Repeat every line of the listing below word for word.

A block of data:
========

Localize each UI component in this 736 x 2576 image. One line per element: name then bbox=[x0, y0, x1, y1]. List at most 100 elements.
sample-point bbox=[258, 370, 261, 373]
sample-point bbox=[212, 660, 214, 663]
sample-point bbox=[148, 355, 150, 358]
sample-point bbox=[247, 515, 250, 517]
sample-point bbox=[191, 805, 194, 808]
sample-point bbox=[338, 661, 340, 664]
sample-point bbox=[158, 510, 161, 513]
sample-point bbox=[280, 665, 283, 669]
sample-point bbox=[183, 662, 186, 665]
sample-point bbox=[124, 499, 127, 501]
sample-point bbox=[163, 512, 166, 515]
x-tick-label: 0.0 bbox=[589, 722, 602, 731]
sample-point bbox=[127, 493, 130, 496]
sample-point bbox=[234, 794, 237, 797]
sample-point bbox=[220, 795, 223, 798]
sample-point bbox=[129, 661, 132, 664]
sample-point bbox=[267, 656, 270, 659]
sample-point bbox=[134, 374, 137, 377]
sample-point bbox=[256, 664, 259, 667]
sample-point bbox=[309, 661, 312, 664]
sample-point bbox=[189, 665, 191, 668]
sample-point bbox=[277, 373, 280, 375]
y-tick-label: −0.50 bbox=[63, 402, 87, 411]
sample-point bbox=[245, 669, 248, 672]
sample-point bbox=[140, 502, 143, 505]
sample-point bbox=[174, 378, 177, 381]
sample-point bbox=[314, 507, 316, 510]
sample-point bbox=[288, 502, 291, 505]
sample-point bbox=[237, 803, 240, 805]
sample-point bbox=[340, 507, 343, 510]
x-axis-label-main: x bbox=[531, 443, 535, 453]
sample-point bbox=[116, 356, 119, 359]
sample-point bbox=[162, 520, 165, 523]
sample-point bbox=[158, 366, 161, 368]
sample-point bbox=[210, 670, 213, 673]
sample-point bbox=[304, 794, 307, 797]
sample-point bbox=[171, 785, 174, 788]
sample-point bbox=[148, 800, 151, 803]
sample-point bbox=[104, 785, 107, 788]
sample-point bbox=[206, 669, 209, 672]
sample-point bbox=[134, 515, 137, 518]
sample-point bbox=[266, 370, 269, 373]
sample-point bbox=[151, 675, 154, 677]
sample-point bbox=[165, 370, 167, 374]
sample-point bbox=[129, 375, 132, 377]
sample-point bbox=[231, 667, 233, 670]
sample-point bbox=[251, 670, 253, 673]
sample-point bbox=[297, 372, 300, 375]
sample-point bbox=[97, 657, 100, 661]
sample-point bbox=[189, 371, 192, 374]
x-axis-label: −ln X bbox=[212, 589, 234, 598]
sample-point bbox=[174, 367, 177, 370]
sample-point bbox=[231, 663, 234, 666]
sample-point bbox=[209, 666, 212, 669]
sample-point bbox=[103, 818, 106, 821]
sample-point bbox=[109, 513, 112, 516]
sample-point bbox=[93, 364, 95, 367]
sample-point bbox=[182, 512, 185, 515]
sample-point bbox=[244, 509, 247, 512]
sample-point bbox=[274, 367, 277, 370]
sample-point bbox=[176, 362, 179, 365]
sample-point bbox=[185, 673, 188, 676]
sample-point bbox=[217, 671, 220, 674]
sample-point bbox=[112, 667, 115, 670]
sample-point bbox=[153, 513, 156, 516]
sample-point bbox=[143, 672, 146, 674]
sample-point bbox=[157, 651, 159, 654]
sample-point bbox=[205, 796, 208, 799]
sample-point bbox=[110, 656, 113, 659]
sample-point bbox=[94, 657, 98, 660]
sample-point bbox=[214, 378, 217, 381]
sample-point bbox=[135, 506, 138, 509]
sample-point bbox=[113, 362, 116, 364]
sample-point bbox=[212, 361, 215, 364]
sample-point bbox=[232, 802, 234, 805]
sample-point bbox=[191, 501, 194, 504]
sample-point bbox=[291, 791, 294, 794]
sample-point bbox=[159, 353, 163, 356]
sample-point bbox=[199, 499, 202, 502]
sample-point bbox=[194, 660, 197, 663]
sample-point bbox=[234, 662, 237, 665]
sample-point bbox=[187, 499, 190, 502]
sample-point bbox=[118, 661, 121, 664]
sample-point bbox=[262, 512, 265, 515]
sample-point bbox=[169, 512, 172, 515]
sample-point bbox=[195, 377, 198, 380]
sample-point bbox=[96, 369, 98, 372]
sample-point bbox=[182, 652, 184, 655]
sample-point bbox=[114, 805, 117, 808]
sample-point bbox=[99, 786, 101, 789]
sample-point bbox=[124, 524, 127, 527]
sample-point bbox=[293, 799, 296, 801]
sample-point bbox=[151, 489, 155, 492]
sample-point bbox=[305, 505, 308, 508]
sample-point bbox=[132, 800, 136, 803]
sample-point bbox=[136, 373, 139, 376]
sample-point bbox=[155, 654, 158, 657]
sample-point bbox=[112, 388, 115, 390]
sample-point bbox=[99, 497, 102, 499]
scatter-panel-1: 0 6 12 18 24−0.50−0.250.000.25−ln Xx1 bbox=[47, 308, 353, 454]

========

COMPLETE RESPONSE:
Localize each UI component in this 736 x 2576 image. One line per element: name then bbox=[x0, y0, x1, y1]. List at most 100 elements.
sample-point bbox=[258, 370, 261, 373]
sample-point bbox=[212, 660, 214, 663]
sample-point bbox=[148, 355, 150, 358]
sample-point bbox=[247, 515, 250, 517]
sample-point bbox=[191, 805, 194, 808]
sample-point bbox=[338, 661, 340, 664]
sample-point bbox=[158, 510, 161, 513]
sample-point bbox=[280, 665, 283, 669]
sample-point bbox=[183, 662, 186, 665]
sample-point bbox=[124, 499, 127, 501]
sample-point bbox=[163, 512, 166, 515]
x-tick-label: 0.0 bbox=[589, 722, 602, 731]
sample-point bbox=[127, 493, 130, 496]
sample-point bbox=[234, 794, 237, 797]
sample-point bbox=[220, 795, 223, 798]
sample-point bbox=[129, 661, 132, 664]
sample-point bbox=[267, 656, 270, 659]
sample-point bbox=[134, 374, 137, 377]
sample-point bbox=[256, 664, 259, 667]
sample-point bbox=[309, 661, 312, 664]
sample-point bbox=[189, 665, 191, 668]
sample-point bbox=[277, 373, 280, 375]
y-tick-label: −0.50 bbox=[63, 402, 87, 411]
sample-point bbox=[245, 669, 248, 672]
sample-point bbox=[140, 502, 143, 505]
sample-point bbox=[174, 378, 177, 381]
sample-point bbox=[314, 507, 316, 510]
sample-point bbox=[288, 502, 291, 505]
sample-point bbox=[237, 803, 240, 805]
sample-point bbox=[340, 507, 343, 510]
x-axis-label-main: x bbox=[531, 443, 535, 453]
sample-point bbox=[116, 356, 119, 359]
sample-point bbox=[162, 520, 165, 523]
sample-point bbox=[158, 366, 161, 368]
sample-point bbox=[210, 670, 213, 673]
sample-point bbox=[304, 794, 307, 797]
sample-point bbox=[171, 785, 174, 788]
sample-point bbox=[148, 800, 151, 803]
sample-point bbox=[104, 785, 107, 788]
sample-point bbox=[206, 669, 209, 672]
sample-point bbox=[134, 515, 137, 518]
sample-point bbox=[266, 370, 269, 373]
sample-point bbox=[151, 675, 154, 677]
sample-point bbox=[165, 370, 167, 374]
sample-point bbox=[129, 375, 132, 377]
sample-point bbox=[231, 667, 233, 670]
sample-point bbox=[251, 670, 253, 673]
sample-point bbox=[297, 372, 300, 375]
sample-point bbox=[97, 657, 100, 661]
sample-point bbox=[189, 371, 192, 374]
x-axis-label: −ln X bbox=[212, 589, 234, 598]
sample-point bbox=[174, 367, 177, 370]
sample-point bbox=[231, 663, 234, 666]
sample-point bbox=[209, 666, 212, 669]
sample-point bbox=[103, 818, 106, 821]
sample-point bbox=[109, 513, 112, 516]
sample-point bbox=[93, 364, 95, 367]
sample-point bbox=[182, 512, 185, 515]
sample-point bbox=[244, 509, 247, 512]
sample-point bbox=[274, 367, 277, 370]
sample-point bbox=[176, 362, 179, 365]
sample-point bbox=[185, 673, 188, 676]
sample-point bbox=[217, 671, 220, 674]
sample-point bbox=[112, 667, 115, 670]
sample-point bbox=[153, 513, 156, 516]
sample-point bbox=[143, 672, 146, 674]
sample-point bbox=[157, 651, 159, 654]
sample-point bbox=[205, 796, 208, 799]
sample-point bbox=[110, 656, 113, 659]
sample-point bbox=[94, 657, 98, 660]
sample-point bbox=[214, 378, 217, 381]
sample-point bbox=[135, 506, 138, 509]
sample-point bbox=[113, 362, 116, 364]
sample-point bbox=[212, 361, 215, 364]
sample-point bbox=[232, 802, 234, 805]
sample-point bbox=[191, 501, 194, 504]
sample-point bbox=[291, 791, 294, 794]
sample-point bbox=[159, 353, 163, 356]
sample-point bbox=[199, 499, 202, 502]
sample-point bbox=[194, 660, 197, 663]
sample-point bbox=[234, 662, 237, 665]
sample-point bbox=[187, 499, 190, 502]
sample-point bbox=[118, 661, 121, 664]
sample-point bbox=[262, 512, 265, 515]
sample-point bbox=[169, 512, 172, 515]
sample-point bbox=[195, 377, 198, 380]
sample-point bbox=[96, 369, 98, 372]
sample-point bbox=[182, 652, 184, 655]
sample-point bbox=[114, 805, 117, 808]
sample-point bbox=[99, 786, 101, 789]
sample-point bbox=[124, 524, 127, 527]
sample-point bbox=[293, 799, 296, 801]
sample-point bbox=[151, 489, 155, 492]
sample-point bbox=[305, 505, 308, 508]
sample-point bbox=[132, 800, 136, 803]
sample-point bbox=[136, 373, 139, 376]
sample-point bbox=[155, 654, 158, 657]
sample-point bbox=[112, 388, 115, 390]
sample-point bbox=[99, 497, 102, 499]
scatter-panel-1: 0 6 12 18 24−0.50−0.250.000.25−ln Xx1 bbox=[47, 308, 353, 454]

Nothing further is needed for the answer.